# Set exercise
Repeat each entry as written and leave the images out of the copy.
--- Begin Dataset content ---
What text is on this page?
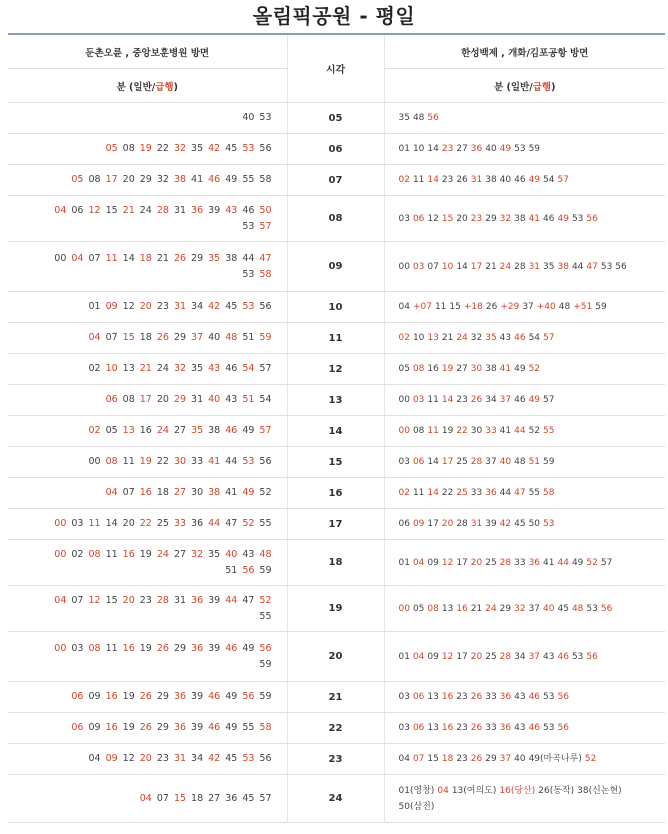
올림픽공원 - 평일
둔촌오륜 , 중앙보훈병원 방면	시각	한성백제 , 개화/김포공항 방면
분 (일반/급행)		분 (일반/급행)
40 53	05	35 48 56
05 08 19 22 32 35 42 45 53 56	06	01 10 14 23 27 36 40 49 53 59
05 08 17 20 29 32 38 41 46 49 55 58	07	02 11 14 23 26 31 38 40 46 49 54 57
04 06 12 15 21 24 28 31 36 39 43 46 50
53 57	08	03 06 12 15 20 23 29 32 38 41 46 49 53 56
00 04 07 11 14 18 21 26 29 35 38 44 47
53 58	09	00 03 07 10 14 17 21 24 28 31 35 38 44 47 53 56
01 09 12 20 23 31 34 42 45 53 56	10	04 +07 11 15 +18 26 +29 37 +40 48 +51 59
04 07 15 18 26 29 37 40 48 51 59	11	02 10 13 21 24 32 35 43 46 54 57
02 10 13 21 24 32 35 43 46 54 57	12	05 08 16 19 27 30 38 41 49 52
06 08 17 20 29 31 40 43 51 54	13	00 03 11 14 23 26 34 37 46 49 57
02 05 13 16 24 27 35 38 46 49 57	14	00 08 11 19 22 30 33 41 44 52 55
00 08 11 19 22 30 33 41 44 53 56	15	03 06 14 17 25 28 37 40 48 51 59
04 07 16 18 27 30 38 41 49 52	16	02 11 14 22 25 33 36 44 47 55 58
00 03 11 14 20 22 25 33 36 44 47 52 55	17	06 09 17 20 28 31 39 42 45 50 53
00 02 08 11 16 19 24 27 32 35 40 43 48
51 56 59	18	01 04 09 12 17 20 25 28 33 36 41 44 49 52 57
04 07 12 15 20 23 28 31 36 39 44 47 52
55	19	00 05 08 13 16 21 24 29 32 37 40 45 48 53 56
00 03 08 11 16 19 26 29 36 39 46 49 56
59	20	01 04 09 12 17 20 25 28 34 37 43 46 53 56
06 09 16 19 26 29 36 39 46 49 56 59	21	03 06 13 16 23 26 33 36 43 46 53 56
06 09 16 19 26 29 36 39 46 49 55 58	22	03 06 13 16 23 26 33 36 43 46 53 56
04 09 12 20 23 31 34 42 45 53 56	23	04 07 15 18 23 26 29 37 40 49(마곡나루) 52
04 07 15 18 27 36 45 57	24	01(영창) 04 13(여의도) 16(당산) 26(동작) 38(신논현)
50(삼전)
--- End Dataset content ---
# Solution for this problem
What text is on this page?
올림픽공원 - 평일
둔촌오륜 , 중앙보훈병원 방면	시각	한성백제 , 개화/김포공항 방면
분 (일반/급행)		분 (일반/급행)
40 53	05	35 48 56
05 08 19 22 32 35 42 45 53 56	06	01 10 14 23 27 36 40 49 53 59
05 08 17 20 29 32 38 41 46 49 55 58	07	02 11 14 23 26 31 38 40 46 49 54 57
04 06 12 15 21 24 28 31 36 39 43 46 50
53 57	08	03 06 12 15 20 23 29 32 38 41 46 49 53 56
00 04 07 11 14 18 21 26 29 35 38 44 47
53 58	09	00 03 07 10 14 17 21 24 28 31 35 38 44 47 53 56
01 09 12 20 23 31 34 42 45 53 56	10	04 +07 11 15 +18 26 +29 37 +40 48 +51 59
04 07 15 18 26 29 37 40 48 51 59	11	02 10 13 21 24 32 35 43 46 54 57
02 10 13 21 24 32 35 43 46 54 57	12	05 08 16 19 27 30 38 41 49 52
06 08 17 20 29 31 40 43 51 54	13	00 03 11 14 23 26 34 37 46 49 57
02 05 13 16 24 27 35 38 46 49 57	14	00 08 11 19 22 30 33 41 44 52 55
00 08 11 19 22 30 33 41 44 53 56	15	03 06 14 17 25 28 37 40 48 51 59
04 07 16 18 27 30 38 41 49 52	16	02 11 14 22 25 33 36 44 47 55 58
00 03 11 14 20 22 25 33 36 44 47 52 55	17	06 09 17 20 28 31 39 42 45 50 53
00 02 08 11 16 19 24 27 32 35 40 43 48
51 56 59	18	01 04 09 12 17 20 25 28 33 36 41 44 49 52 57
04 07 12 15 20 23 28 31 36 39 44 47 52
55	19	00 05 08 13 16 21 24 29 32 37 40 45 48 53 56
00 03 08 11 16 19 26 29 36 39 46 49 56
59	20	01 04 09 12 17 20 25 28 34 37 43 46 53 56
06 09 16 19 26 29 36 39 46 49 56 59	21	03 06 13 16 23 26 33 36 43 46 53 56
06 09 16 19 26 29 36 39 46 49 55 58	22	03 06 13 16 23 26 33 36 43 46 53 56
04 09 12 20 23 31 34 42 45 53 56	23	04 07 15 18 23 26 29 37 40 49(마곡나루) 52
04 07 15 18 27 36 45 57	24	01(영창) 04 13(여의도) 16(당산) 26(동작) 38(신논현)
50(삼전)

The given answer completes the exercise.